== REQUEST ==
Extract all of the entries and give them again, word for word.

== SOURCE DATA ==
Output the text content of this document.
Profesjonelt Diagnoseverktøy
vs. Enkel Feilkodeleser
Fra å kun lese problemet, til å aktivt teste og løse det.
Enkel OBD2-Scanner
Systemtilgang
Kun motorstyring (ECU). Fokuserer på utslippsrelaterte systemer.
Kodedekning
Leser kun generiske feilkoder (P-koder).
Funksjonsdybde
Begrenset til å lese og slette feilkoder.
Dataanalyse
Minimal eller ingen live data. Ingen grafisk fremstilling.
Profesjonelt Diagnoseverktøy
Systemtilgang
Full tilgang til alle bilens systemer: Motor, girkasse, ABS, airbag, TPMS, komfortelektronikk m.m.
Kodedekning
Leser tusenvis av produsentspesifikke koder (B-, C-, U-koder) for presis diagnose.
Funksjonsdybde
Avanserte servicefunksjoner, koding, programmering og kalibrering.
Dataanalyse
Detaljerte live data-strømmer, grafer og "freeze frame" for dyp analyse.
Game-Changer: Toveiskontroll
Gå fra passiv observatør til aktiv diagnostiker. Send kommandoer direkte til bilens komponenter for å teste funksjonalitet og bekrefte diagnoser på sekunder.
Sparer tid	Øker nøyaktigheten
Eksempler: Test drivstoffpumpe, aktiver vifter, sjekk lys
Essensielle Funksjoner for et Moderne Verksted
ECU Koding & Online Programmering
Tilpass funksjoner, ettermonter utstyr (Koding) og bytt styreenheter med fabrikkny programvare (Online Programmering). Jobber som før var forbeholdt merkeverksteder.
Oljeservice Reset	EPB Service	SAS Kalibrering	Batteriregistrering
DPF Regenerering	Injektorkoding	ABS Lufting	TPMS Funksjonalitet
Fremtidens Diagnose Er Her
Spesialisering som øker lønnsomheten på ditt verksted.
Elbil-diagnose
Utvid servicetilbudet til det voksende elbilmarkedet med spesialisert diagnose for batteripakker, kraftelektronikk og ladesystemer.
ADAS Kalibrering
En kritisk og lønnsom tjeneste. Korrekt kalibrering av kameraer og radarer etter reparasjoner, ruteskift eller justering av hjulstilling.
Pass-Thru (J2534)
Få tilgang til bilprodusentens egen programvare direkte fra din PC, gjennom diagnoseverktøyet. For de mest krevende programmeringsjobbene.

== SOLVED EXERCISE ==
Output the text content of this document.
Profesjonelt Diagnoseverktøy
vs. Enkel Feilkodeleser
Fra å kun lese problemet, til å aktivt teste og løse det.
Enkel OBD2-Scanner
Systemtilgang
Kun motorstyring (ECU). Fokuserer på utslippsrelaterte systemer.
Kodedekning
Leser kun generiske feilkoder (P-koder).
Funksjonsdybde
Begrenset til å lese og slette feilkoder.
Dataanalyse
Minimal eller ingen live data. Ingen grafisk fremstilling.
Profesjonelt Diagnoseverktøy
Systemtilgang
Full tilgang til alle bilens systemer: Motor, girkasse, ABS, airbag, TPMS, komfortelektronikk m.m.
Kodedekning
Leser tusenvis av produsentspesifikke koder (B-, C-, U-koder) for presis diagnose.
Funksjonsdybde
Avanserte servicefunksjoner, koding, programmering og kalibrering.
Dataanalyse
Detaljerte live data-strømmer, grafer og "freeze frame" for dyp analyse.
Game-Changer: Toveiskontroll
Gå fra passiv observatør til aktiv diagnostiker. Send kommandoer direkte til bilens komponenter for å teste funksjonalitet og bekrefte diagnoser på sekunder.
Sparer tid	Øker nøyaktigheten
Eksempler: Test drivstoffpumpe, aktiver vifter, sjekk lys
Essensielle Funksjoner for et Moderne Verksted
ECU Koding & Online Programmering
Tilpass funksjoner, ettermonter utstyr (Koding) og bytt styreenheter med fabrikkny programvare (Online Programmering). Jobber som før var forbeholdt merkeverksteder.
Oljeservice Reset	EPB Service	SAS Kalibrering	Batteriregistrering
DPF Regenerering	Injektorkoding	ABS Lufting	TPMS Funksjonalitet
Fremtidens Diagnose Er Her
Spesialisering som øker lønnsomheten på ditt verksted.
Elbil-diagnose
Utvid servicetilbudet til det voksende elbilmarkedet med spesialisert diagnose for batteripakker, kraftelektronikk og ladesystemer.
ADAS Kalibrering
En kritisk og lønnsom tjeneste. Korrekt kalibrering av kameraer og radarer etter reparasjoner, ruteskift eller justering av hjulstilling.
Pass-Thru (J2534)
Få tilgang til bilprodusentens egen programvare direkte fra din PC, gjennom diagnoseverktøyet. For de mest krevende programmeringsjobbene.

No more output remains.